--- What to do ---
The records below must be written out exactly, with every picture left behind.

--- Input records ---
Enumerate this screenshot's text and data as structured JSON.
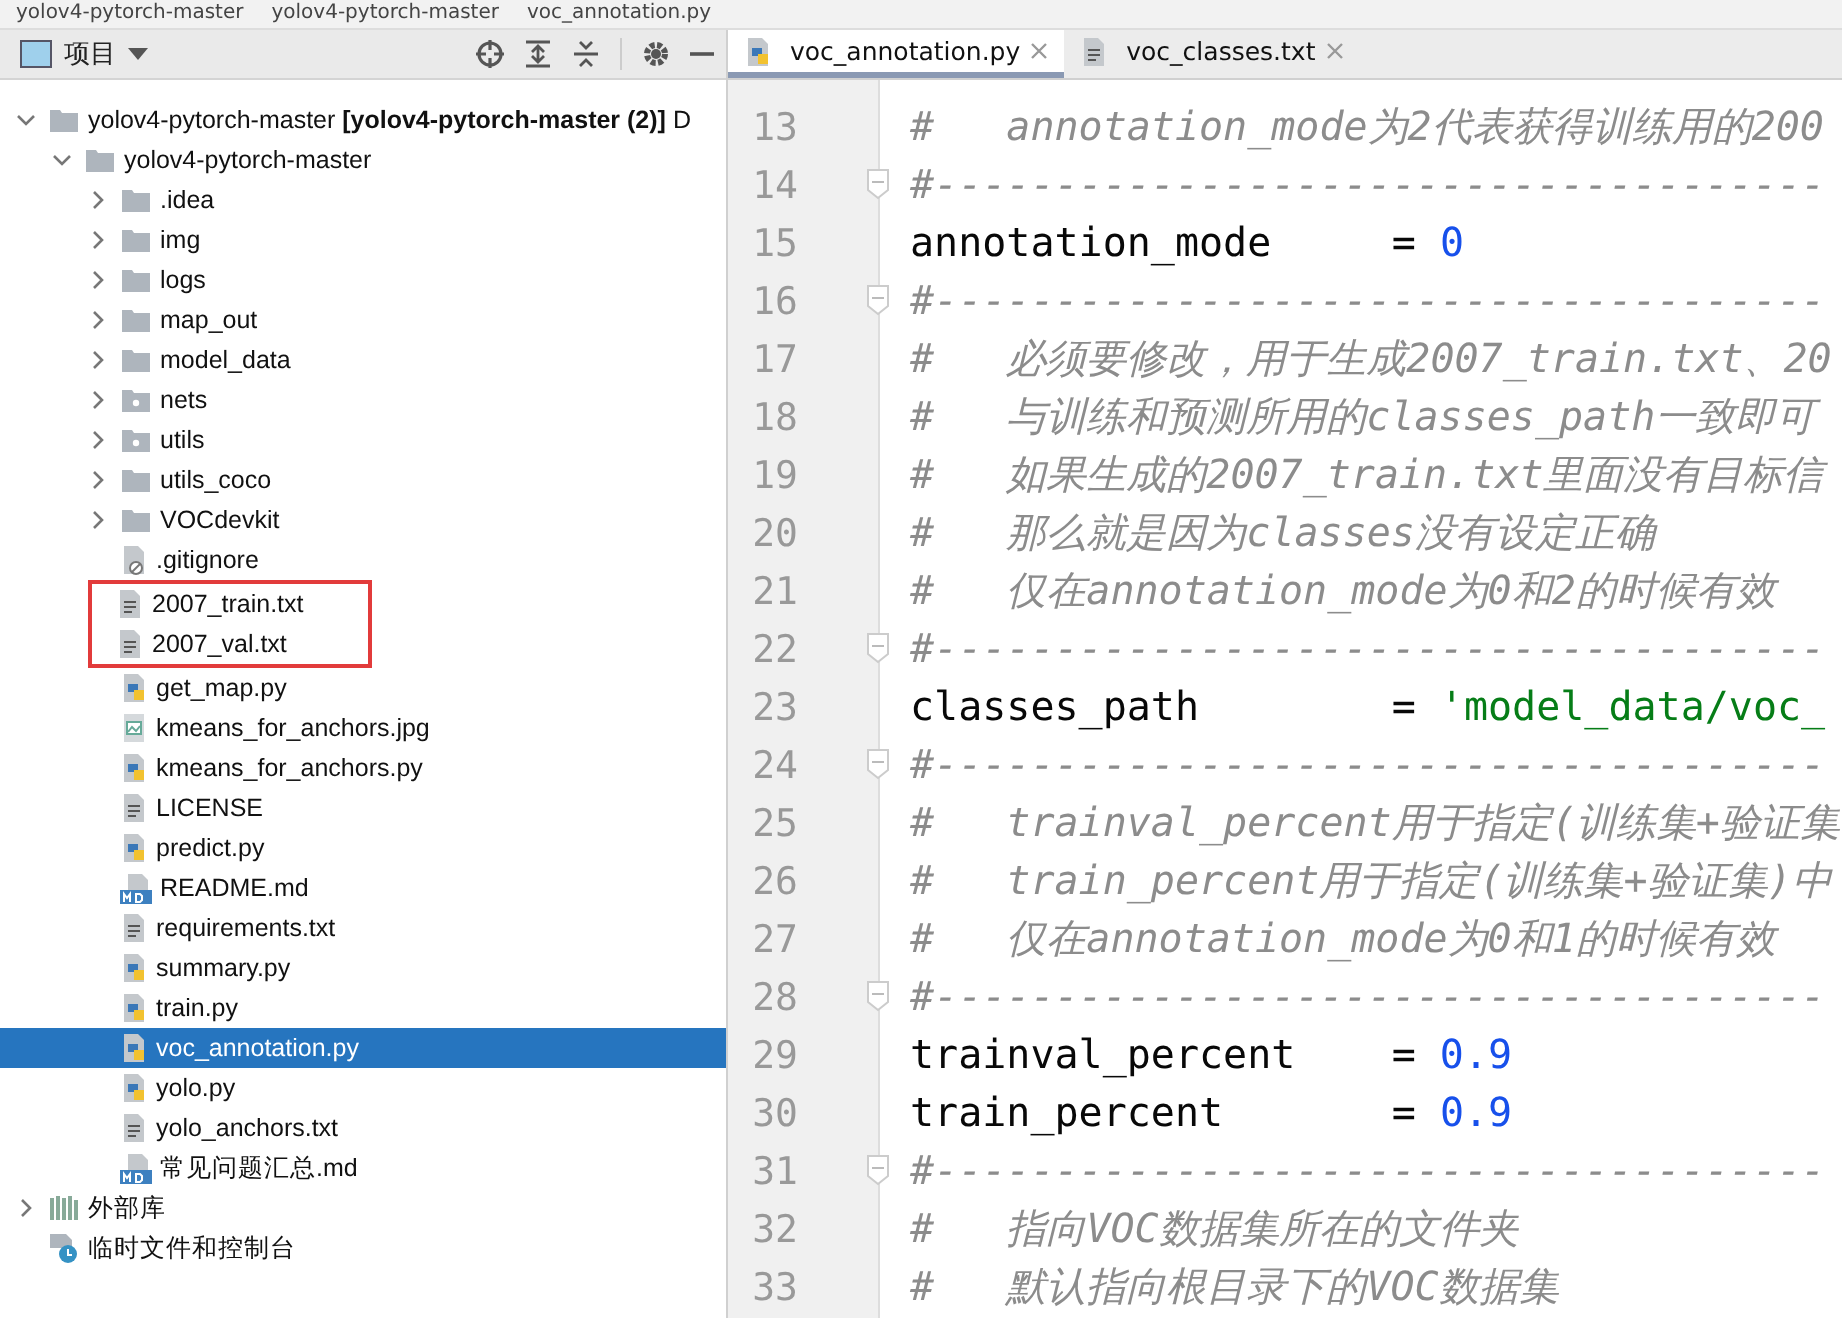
{
  "breadcrumb": [
    "yolov4-pytorch-master",
    "yolov4-pytorch-master",
    "voc_annotation.py"
  ],
  "project_panel": {
    "title": "项目",
    "tree": [
      {
        "label": "yolov4-pytorch-master **[yolov4-pytorch-master (2)]** D",
        "kind": "folder",
        "expanded": true,
        "selected": false,
        "children": [
          {
            "label": "yolov4-pytorch-master",
            "kind": "folder",
            "expanded": true,
            "selected": false,
            "children": [
              {
                "label": ".idea",
                "kind": "folder",
                "expanded": false,
                "selected": false
              },
              {
                "label": "img",
                "kind": "folder",
                "expanded": false,
                "selected": false
              },
              {
                "label": "logs",
                "kind": "folder",
                "expanded": false,
                "selected": false
              },
              {
                "label": "map_out",
                "kind": "folder",
                "expanded": false,
                "selected": false
              },
              {
                "label": "model_data",
                "kind": "folder",
                "expanded": false,
                "selected": false
              },
              {
                "label": "nets",
                "kind": "package",
                "expanded": false,
                "selected": false
              },
              {
                "label": "utils",
                "kind": "package",
                "expanded": false,
                "selected": false
              },
              {
                "label": "utils_coco",
                "kind": "folder",
                "expanded": false,
                "selected": false
              },
              {
                "label": "VOCdevkit",
                "kind": "folder",
                "expanded": false,
                "selected": false
              },
              {
                "label": ".gitignore",
                "kind": "ignore",
                "selected": false,
                "highlighted": false
              },
              {
                "label": "2007_train.txt",
                "kind": "text",
                "selected": false,
                "highlighted": true
              },
              {
                "label": "2007_val.txt",
                "kind": "text",
                "selected": false,
                "highlighted": true
              },
              {
                "label": "get_map.py",
                "kind": "python",
                "selected": false,
                "highlighted": false
              },
              {
                "label": "kmeans_for_anchors.jpg",
                "kind": "image",
                "selected": false,
                "highlighted": false
              },
              {
                "label": "kmeans_for_anchors.py",
                "kind": "python",
                "selected": false,
                "highlighted": false
              },
              {
                "label": "LICENSE",
                "kind": "text",
                "selected": false,
                "highlighted": false
              },
              {
                "label": "predict.py",
                "kind": "python",
                "selected": false,
                "highlighted": false
              },
              {
                "label": "README.md",
                "kind": "markdown",
                "selected": false,
                "highlighted": false
              },
              {
                "label": "requirements.txt",
                "kind": "text",
                "selected": false,
                "highlighted": false
              },
              {
                "label": "summary.py",
                "kind": "python",
                "selected": false,
                "highlighted": false
              },
              {
                "label": "train.py",
                "kind": "python",
                "selected": false,
                "highlighted": false
              },
              {
                "label": "voc_annotation.py",
                "kind": "python",
                "selected": true,
                "highlighted": false
              },
              {
                "label": "yolo.py",
                "kind": "python",
                "selected": false,
                "highlighted": false
              },
              {
                "label": "yolo_anchors.txt",
                "kind": "text",
                "selected": false,
                "highlighted": false
              },
              {
                "label": "常见问题汇总.md",
                "kind": "markdown",
                "selected": false,
                "highlighted": false
              }
            ]
          }
        ]
      },
      {
        "label": "外部库",
        "kind": "library",
        "expanded": false,
        "selected": false
      },
      {
        "label": "临时文件和控制台",
        "kind": "scratch",
        "selected": false
      }
    ]
  },
  "editor": {
    "tabs": [
      {
        "label": "voc_annotation.py",
        "kind": "python",
        "selected": true
      },
      {
        "label": "voc_classes.txt",
        "kind": "text",
        "selected": false
      }
    ],
    "lines": [
      {
        "number": "13",
        "kind": "comment",
        "text": "#   annotation_mode为2代表获得训练用的200"
      },
      {
        "number": "14",
        "kind": "separator",
        "text": "#-------------------------------------"
      },
      {
        "number": "15",
        "kind": "assign_number",
        "name": "annotation_mode",
        "op": "=",
        "value": "0"
      },
      {
        "number": "16",
        "kind": "separator",
        "text": "#-------------------------------------"
      },
      {
        "number": "17",
        "kind": "comment",
        "text": "#   必须要修改，用于生成2007_train.txt、20"
      },
      {
        "number": "18",
        "kind": "comment",
        "text": "#   与训练和预测所用的classes_path一致即可"
      },
      {
        "number": "19",
        "kind": "comment",
        "text": "#   如果生成的2007_train.txt里面没有目标信"
      },
      {
        "number": "20",
        "kind": "comment",
        "text": "#   那么就是因为classes没有设定正确"
      },
      {
        "number": "21",
        "kind": "comment",
        "text": "#   仅在annotation_mode为0和2的时候有效"
      },
      {
        "number": "22",
        "kind": "separator",
        "text": "#-------------------------------------"
      },
      {
        "number": "23",
        "kind": "assign_string",
        "name": "classes_path",
        "op": "=",
        "value": "'model_data/voc_"
      },
      {
        "number": "24",
        "kind": "separator",
        "text": "#-------------------------------------"
      },
      {
        "number": "25",
        "kind": "comment",
        "text": "#   trainval_percent用于指定(训练集+验证集"
      },
      {
        "number": "26",
        "kind": "comment",
        "text": "#   train_percent用于指定(训练集+验证集)中"
      },
      {
        "number": "27",
        "kind": "comment",
        "text": "#   仅在annotation_mode为0和1的时候有效"
      },
      {
        "number": "28",
        "kind": "separator",
        "text": "#-------------------------------------"
      },
      {
        "number": "29",
        "kind": "assign_number",
        "name": "trainval_percent",
        "op": "=",
        "value": "0.9"
      },
      {
        "number": "30",
        "kind": "assign_number",
        "name": "train_percent",
        "op": "=",
        "value": "0.9"
      },
      {
        "number": "31",
        "kind": "separator",
        "text": "#-------------------------------------"
      },
      {
        "number": "32",
        "kind": "comment",
        "text": "#   指向VOC数据集所在的文件夹"
      },
      {
        "number": "33",
        "kind": "comment",
        "text": "#   默认指向根目录下的VOC数据集"
      }
    ]
  }
}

--- Response to the exercise ---
Enumerate this screenshot's text and data as structured JSON.
{
  "breadcrumb": [
    "yolov4-pytorch-master",
    "yolov4-pytorch-master",
    "voc_annotation.py"
  ],
  "project_panel": {
    "title": "项目",
    "tree": [
      {
        "label": "yolov4-pytorch-master **[yolov4-pytorch-master (2)]** D",
        "kind": "folder",
        "expanded": true,
        "selected": false,
        "children": [
          {
            "label": "yolov4-pytorch-master",
            "kind": "folder",
            "expanded": true,
            "selected": false,
            "children": [
              {
                "label": ".idea",
                "kind": "folder",
                "expanded": false,
                "selected": false
              },
              {
                "label": "img",
                "kind": "folder",
                "expanded": false,
                "selected": false
              },
              {
                "label": "logs",
                "kind": "folder",
                "expanded": false,
                "selected": false
              },
              {
                "label": "map_out",
                "kind": "folder",
                "expanded": false,
                "selected": false
              },
              {
                "label": "model_data",
                "kind": "folder",
                "expanded": false,
                "selected": false
              },
              {
                "label": "nets",
                "kind": "package",
                "expanded": false,
                "selected": false
              },
              {
                "label": "utils",
                "kind": "package",
                "expanded": false,
                "selected": false
              },
              {
                "label": "utils_coco",
                "kind": "folder",
                "expanded": false,
                "selected": false
              },
              {
                "label": "VOCdevkit",
                "kind": "folder",
                "expanded": false,
                "selected": false
              },
              {
                "label": ".gitignore",
                "kind": "ignore",
                "selected": false,
                "highlighted": false
              },
              {
                "label": "2007_train.txt",
                "kind": "text",
                "selected": false,
                "highlighted": true
              },
              {
                "label": "2007_val.txt",
                "kind": "text",
                "selected": false,
                "highlighted": true
              },
              {
                "label": "get_map.py",
                "kind": "python",
                "selected": false,
                "highlighted": false
              },
              {
                "label": "kmeans_for_anchors.jpg",
                "kind": "image",
                "selected": false,
                "highlighted": false
              },
              {
                "label": "kmeans_for_anchors.py",
                "kind": "python",
                "selected": false,
                "highlighted": false
              },
              {
                "label": "LICENSE",
                "kind": "text",
                "selected": false,
                "highlighted": false
              },
              {
                "label": "predict.py",
                "kind": "python",
                "selected": false,
                "highlighted": false
              },
              {
                "label": "README.md",
                "kind": "markdown",
                "selected": false,
                "highlighted": false
              },
              {
                "label": "requirements.txt",
                "kind": "text",
                "selected": false,
                "highlighted": false
              },
              {
                "label": "summary.py",
                "kind": "python",
                "selected": false,
                "highlighted": false
              },
              {
                "label": "train.py",
                "kind": "python",
                "selected": false,
                "highlighted": false
              },
              {
                "label": "voc_annotation.py",
                "kind": "python",
                "selected": true,
                "highlighted": false
              },
              {
                "label": "yolo.py",
                "kind": "python",
                "selected": false,
                "highlighted": false
              },
              {
                "label": "yolo_anchors.txt",
                "kind": "text",
                "selected": false,
                "highlighted": false
              },
              {
                "label": "常见问题汇总.md",
                "kind": "markdown",
                "selected": false,
                "highlighted": false
              }
            ]
          }
        ]
      },
      {
        "label": "外部库",
        "kind": "library",
        "expanded": false,
        "selected": false
      },
      {
        "label": "临时文件和控制台",
        "kind": "scratch",
        "selected": false
      }
    ]
  },
  "editor": {
    "tabs": [
      {
        "label": "voc_annotation.py",
        "kind": "python",
        "selected": true
      },
      {
        "label": "voc_classes.txt",
        "kind": "text",
        "selected": false
      }
    ],
    "lines": [
      {
        "number": "13",
        "kind": "comment",
        "text": "#   annotation_mode为2代表获得训练用的200"
      },
      {
        "number": "14",
        "kind": "separator",
        "text": "#-------------------------------------"
      },
      {
        "number": "15",
        "kind": "assign_number",
        "name": "annotation_mode",
        "op": "=",
        "value": "0"
      },
      {
        "number": "16",
        "kind": "separator",
        "text": "#-------------------------------------"
      },
      {
        "number": "17",
        "kind": "comment",
        "text": "#   必须要修改，用于生成2007_train.txt、20"
      },
      {
        "number": "18",
        "kind": "comment",
        "text": "#   与训练和预测所用的classes_path一致即可"
      },
      {
        "number": "19",
        "kind": "comment",
        "text": "#   如果生成的2007_train.txt里面没有目标信"
      },
      {
        "number": "20",
        "kind": "comment",
        "text": "#   那么就是因为classes没有设定正确"
      },
      {
        "number": "21",
        "kind": "comment",
        "text": "#   仅在annotation_mode为0和2的时候有效"
      },
      {
        "number": "22",
        "kind": "separator",
        "text": "#-------------------------------------"
      },
      {
        "number": "23",
        "kind": "assign_string",
        "name": "classes_path",
        "op": "=",
        "value": "'model_data/voc_"
      },
      {
        "number": "24",
        "kind": "separator",
        "text": "#-------------------------------------"
      },
      {
        "number": "25",
        "kind": "comment",
        "text": "#   trainval_percent用于指定(训练集+验证集"
      },
      {
        "number": "26",
        "kind": "comment",
        "text": "#   train_percent用于指定(训练集+验证集)中"
      },
      {
        "number": "27",
        "kind": "comment",
        "text": "#   仅在annotation_mode为0和1的时候有效"
      },
      {
        "number": "28",
        "kind": "separator",
        "text": "#-------------------------------------"
      },
      {
        "number": "29",
        "kind": "assign_number",
        "name": "trainval_percent",
        "op": "=",
        "value": "0.9"
      },
      {
        "number": "30",
        "kind": "assign_number",
        "name": "train_percent",
        "op": "=",
        "value": "0.9"
      },
      {
        "number": "31",
        "kind": "separator",
        "text": "#-------------------------------------"
      },
      {
        "number": "32",
        "kind": "comment",
        "text": "#   指向VOC数据集所在的文件夹"
      },
      {
        "number": "33",
        "kind": "comment",
        "text": "#   默认指向根目录下的VOC数据集"
      }
    ]
  }
}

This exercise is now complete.